• **Exercise requirements**: Word for word, give the material below again, minus any images.

• **Data for the task**:
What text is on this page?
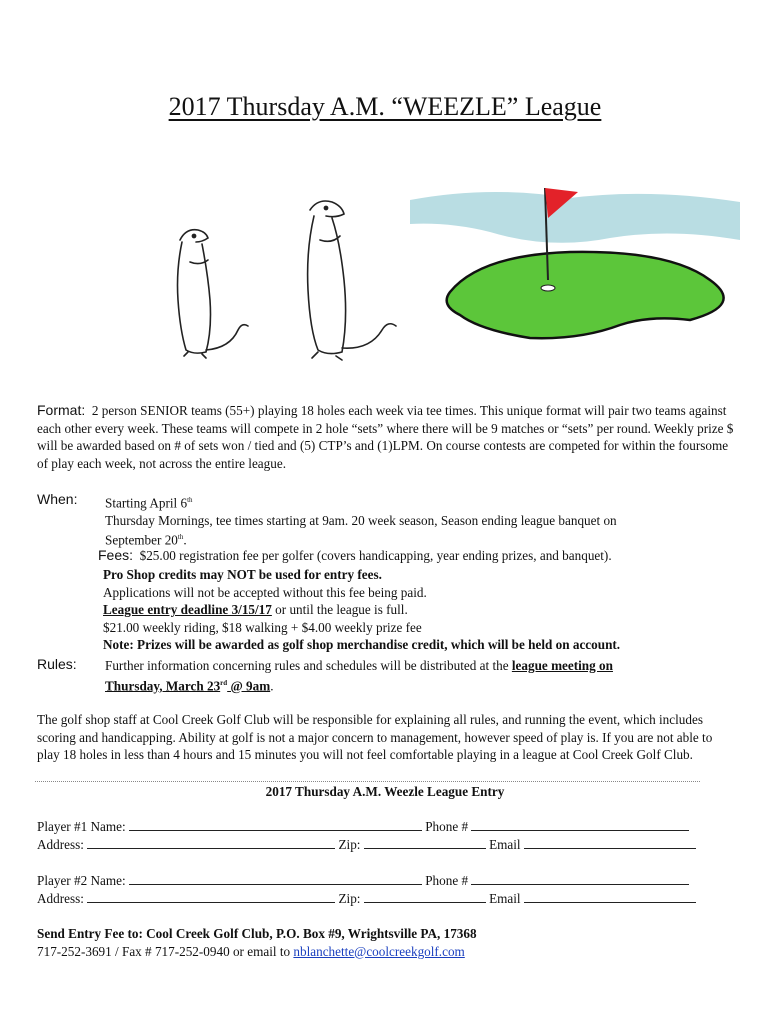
2017 Thursday A.M. “WEEZLE” League
Format: 2 person SENIOR teams (55+) playing 18 holes each week via tee times. This unique format will pair two teams against each other every week. These teams will compete in 2 hole “sets” where there will be 9 matches or “sets” per round. Weekly prize $ will be awarded based on # of sets won / tied and (5) CTP’s and (1)LPM. On course contests are competed for within the foursome of play each week, not across the entire league.
When: Starting April 6th
Thursday Mornings, tee times starting at 9am. 20 week season, Season ending league banquet on
September 20th.
Fees: $25.00 registration fee per golfer (covers handicapping, year ending prizes, and banquet).
Pro Shop credits may NOT be used for entry fees.
Applications will not be accepted without this fee being paid.
League entry deadline 3/15/17 or until the league is full.
$21.00 weekly riding, $18 walking + $4.00 weekly prize fee
Note: Prizes will be awarded as golf shop merchandise credit, which will be held on account.
Rules: Further information concerning rules and schedules will be distributed at the league meeting on
Thursday, March 23rd @ 9am.
The golf shop staff at Cool Creek Golf Club will be responsible for explaining all rules, and running the event, which includes scoring and handicapping. Ability at golf is not a major concern to management, however speed of play is. If you are not able to play 18 holes in less than 4 hours and 15 minutes you will not feel comfortable playing in a league at Cool Creek Golf Club.
2017 Thursday A.M. Weezle League Entry
Player #1 Name:	Phone #
Address:	Zip:	Email
Player #2 Name:	Phone #
Address:	Zip:	Email
Send Entry Fee to: Cool Creek Golf Club, P.O. Box #9, Wrightsville PA, 17368
717-252-3691 / Fax # 717-252-0940 or email to nblanchette@coolcreekgolf.com
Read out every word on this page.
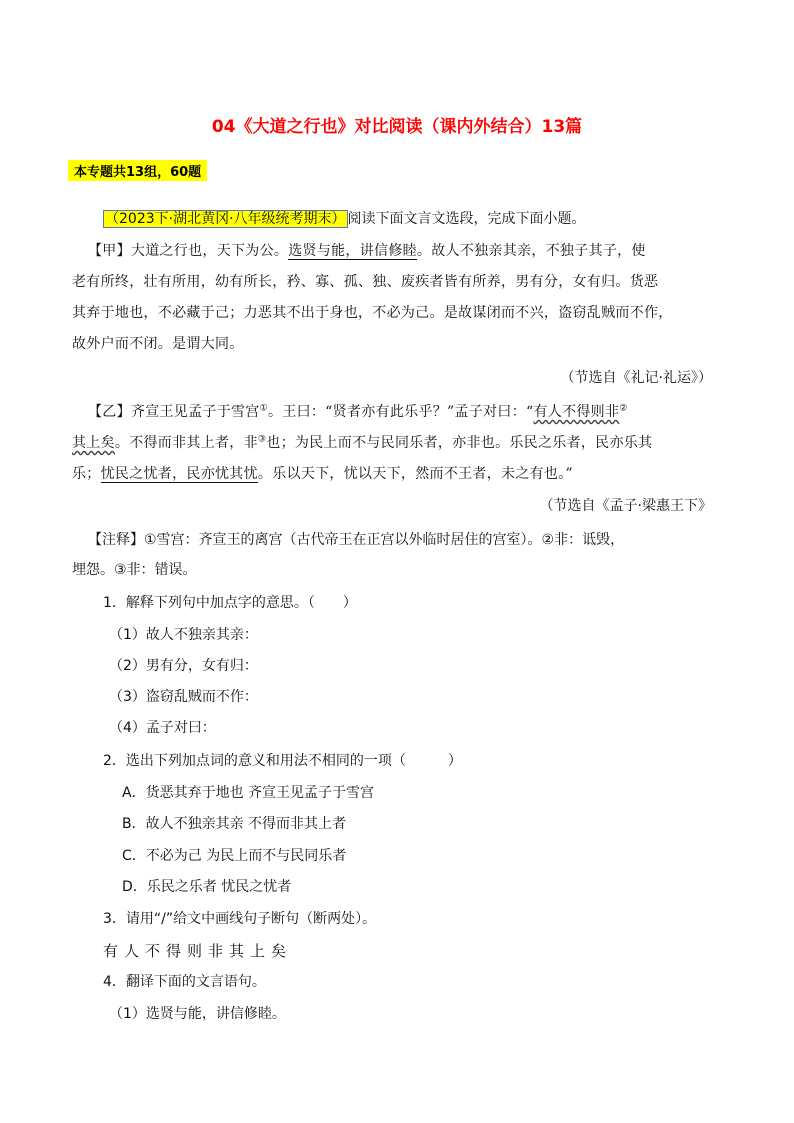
04《大道之行也》对比阅读（课内外结合）13篇
本专题共13组，60题
（2023下·湖北黄冈·八年级统考期末） 阅读下面文言文选段，完成下面小题。
【甲】大道之行也，天下为公。选贤与能，讲信修睦。故人不独亲其亲，不独子其子，使
老有所终，壮有所用，幼有所长，矜、寡、孤、独、废疾者皆有所养，男有分，女有归。货恶
其弃于地也，不必藏于己；力恶其不出于身也，不必为己。是故谋闭而不兴，盗窃乱贼而不作，
故外户而不闭。是谓大同。
（节选自《礼记·礼运》）
【乙】齐宣王见孟子于雪宫①。王曰：“贤者亦有此乐乎？”孟子对曰：“有人不得则非②
其上矣。不得而非其上者，非③也；为民上而不与民同乐者，亦非也。乐民之乐者，民亦乐其
乐；忧民之忧者，民亦忧其忧。乐以天下，忧以天下，然而不王者，未之有也。”
（节选自《孟子·梁惠王下》
【注释】①雪宫：齐宣王的离宫（古代帝王在正宫以外临时居住的宫室）。②非：诋毁，
埋怨。③非：错误。
1．解释下列句中加点字的意思。（　　）
（1）故人不独亲其亲：
（2）男有分，女有归：
（3）盗窃乱贼而不作：
（4）孟子对曰：
2．选出下列加点词的意义和用法不相同的一项（　　　）
A．货恶其弃于地也 齐宣王见孟子于雪宫
B．故人不独亲其亲 不得而非其上者
C．不必为己 为民上而不与民同乐者
D．乐民之乐者 忧民之忧者
3．请用“/”给文中画线句子断句（断两处）。
有人不得则非其上矣
4．翻译下面的文言语句。
（1）选贤与能，讲信修睦。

• **Reply to the task**:
What text is on this page?
2017 Thursday A.M. “WEEZLE” League
Format: 2 person SENIOR teams (55+) playing 18 holes each week via tee times. This unique format will pair two teams against each other every week. These teams will compete in 2 hole “sets” where there will be 9 matches or “sets” per round. Weekly prize $ will be awarded based on # of sets won / tied and (5) CTP’s and (1)LPM. On course contests are competed for within the foursome of play each week, not across the entire league.
When: Starting April 6th
Thursday Mornings, tee times starting at 9am. 20 week season, Season ending league banquet on
September 20th.
Fees: $25.00 registration fee per golfer (covers handicapping, year ending prizes, and banquet).
Pro Shop credits may NOT be used for entry fees.
Applications will not be accepted without this fee being paid.
League entry deadline 3/15/17 or until the league is full.
$21.00 weekly riding, $18 walking + $4.00 weekly prize fee
Note: Prizes will be awarded as golf shop merchandise credit, which will be held on account.
Rules: Further information concerning rules and schedules will be distributed at the league meeting on
Thursday, March 23rd @ 9am.
The golf shop staff at Cool Creek Golf Club will be responsible for explaining all rules, and running the event, which includes scoring and handicapping. Ability at golf is not a major concern to management, however speed of play is. If you are not able to play 18 holes in less than 4 hours and 15 minutes you will not feel comfortable playing in a league at Cool Creek Golf Club.
2017 Thursday A.M. Weezle League Entry
Player #1 Name:	Phone #
Address:	Zip:	Email
Player #2 Name:	Phone #
Address:	Zip:	Email
Send Entry Fee to: Cool Creek Golf Club, P.O. Box #9, Wrightsville PA, 17368
717-252-3691 / Fax # 717-252-0940 or email to nblanchette@coolcreekgolf.com
Read out every word on this page.
04《大道之行也》对比阅读（课内外结合）13篇
本专题共13组，60题
（2023下·湖北黄冈·八年级统考期末） 阅读下面文言文选段，完成下面小题。
【甲】大道之行也，天下为公。选贤与能，讲信修睦。故人不独亲其亲，不独子其子，使
老有所终，壮有所用，幼有所长，矜、寡、孤、独、废疾者皆有所养，男有分，女有归。货恶
其弃于地也，不必藏于己；力恶其不出于身也，不必为己。是故谋闭而不兴，盗窃乱贼而不作，
故外户而不闭。是谓大同。
（节选自《礼记·礼运》）
【乙】齐宣王见孟子于雪宫①。王曰：“贤者亦有此乐乎？”孟子对曰：“有人不得则非②
其上矣。不得而非其上者，非③也；为民上而不与民同乐者，亦非也。乐民之乐者，民亦乐其
乐；忧民之忧者，民亦忧其忧。乐以天下，忧以天下，然而不王者，未之有也。”
（节选自《孟子·梁惠王下》
【注释】①雪宫：齐宣王的离宫（古代帝王在正宫以外临时居住的宫室）。②非：诋毁，
埋怨。③非：错误。
1．解释下列句中加点字的意思。（　　）
（1）故人不独亲其亲：
（2）男有分，女有归：
（3）盗窃乱贼而不作：
（4）孟子对曰：
2．选出下列加点词的意义和用法不相同的一项（　　　）
A．货恶其弃于地也 齐宣王见孟子于雪宫
B．故人不独亲其亲 不得而非其上者
C．不必为己 为民上而不与民同乐者
D．乐民之乐者 忧民之忧者
3．请用“/”给文中画线句子断句（断两处）。
有人不得则非其上矣
4．翻译下面的文言语句。
（1）选贤与能，讲信修睦。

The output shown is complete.